_Exercise instructions_.
Here are some records. Copy each one exactly.

_Supplied material_.
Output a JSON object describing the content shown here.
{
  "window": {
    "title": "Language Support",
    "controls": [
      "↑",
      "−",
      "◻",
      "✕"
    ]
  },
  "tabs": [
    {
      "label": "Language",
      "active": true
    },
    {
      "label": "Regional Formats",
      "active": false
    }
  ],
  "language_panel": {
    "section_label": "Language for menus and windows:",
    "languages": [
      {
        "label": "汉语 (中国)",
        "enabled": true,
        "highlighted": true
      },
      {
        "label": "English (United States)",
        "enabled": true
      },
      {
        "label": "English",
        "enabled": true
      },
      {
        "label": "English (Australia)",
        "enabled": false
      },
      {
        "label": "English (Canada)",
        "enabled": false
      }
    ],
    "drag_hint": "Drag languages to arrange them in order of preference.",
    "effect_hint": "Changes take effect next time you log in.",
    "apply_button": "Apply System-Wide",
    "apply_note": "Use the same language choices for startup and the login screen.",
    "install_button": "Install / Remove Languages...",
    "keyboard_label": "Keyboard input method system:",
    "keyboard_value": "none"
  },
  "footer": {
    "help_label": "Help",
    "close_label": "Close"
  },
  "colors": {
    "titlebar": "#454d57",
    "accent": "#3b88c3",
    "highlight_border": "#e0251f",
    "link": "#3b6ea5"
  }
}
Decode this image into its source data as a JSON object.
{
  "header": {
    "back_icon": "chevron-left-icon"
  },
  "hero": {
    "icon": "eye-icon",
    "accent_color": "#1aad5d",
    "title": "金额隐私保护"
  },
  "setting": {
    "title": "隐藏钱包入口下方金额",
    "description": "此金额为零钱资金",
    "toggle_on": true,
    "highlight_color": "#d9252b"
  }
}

_Final result_.
Output a JSON object describing the content shown here.
{
  "window": {
    "title": "Language Support",
    "controls": [
      "↑",
      "−",
      "◻",
      "✕"
    ]
  },
  "tabs": [
    {
      "label": "Language",
      "active": true
    },
    {
      "label": "Regional Formats",
      "active": false
    }
  ],
  "language_panel": {
    "section_label": "Language for menus and windows:",
    "languages": [
      {
        "label": "汉语 (中国)",
        "enabled": true,
        "highlighted": true
      },
      {
        "label": "English (United States)",
        "enabled": true
      },
      {
        "label": "English",
        "enabled": true
      },
      {
        "label": "English (Australia)",
        "enabled": false
      },
      {
        "label": "English (Canada)",
        "enabled": false
      }
    ],
    "drag_hint": "Drag languages to arrange them in order of preference.",
    "effect_hint": "Changes take effect next time you log in.",
    "apply_button": "Apply System-Wide",
    "apply_note": "Use the same language choices for startup and the login screen.",
    "install_button": "Install / Remove Languages...",
    "keyboard_label": "Keyboard input method system:",
    "keyboard_value": "none"
  },
  "footer": {
    "help_label": "Help",
    "close_label": "Close"
  },
  "colors": {
    "titlebar": "#454d57",
    "accent": "#3b88c3",
    "highlight_border": "#e0251f",
    "link": "#3b6ea5"
  }
}
Decode this image into its source data as a JSON object.
{
  "header": {
    "back_icon": "chevron-left-icon"
  },
  "hero": {
    "icon": "eye-icon",
    "accent_color": "#1aad5d",
    "title": "金额隐私保护"
  },
  "setting": {
    "title": "隐藏钱包入口下方金额",
    "description": "此金额为零钱资金",
    "toggle_on": true,
    "highlight_color": "#d9252b"
  }
}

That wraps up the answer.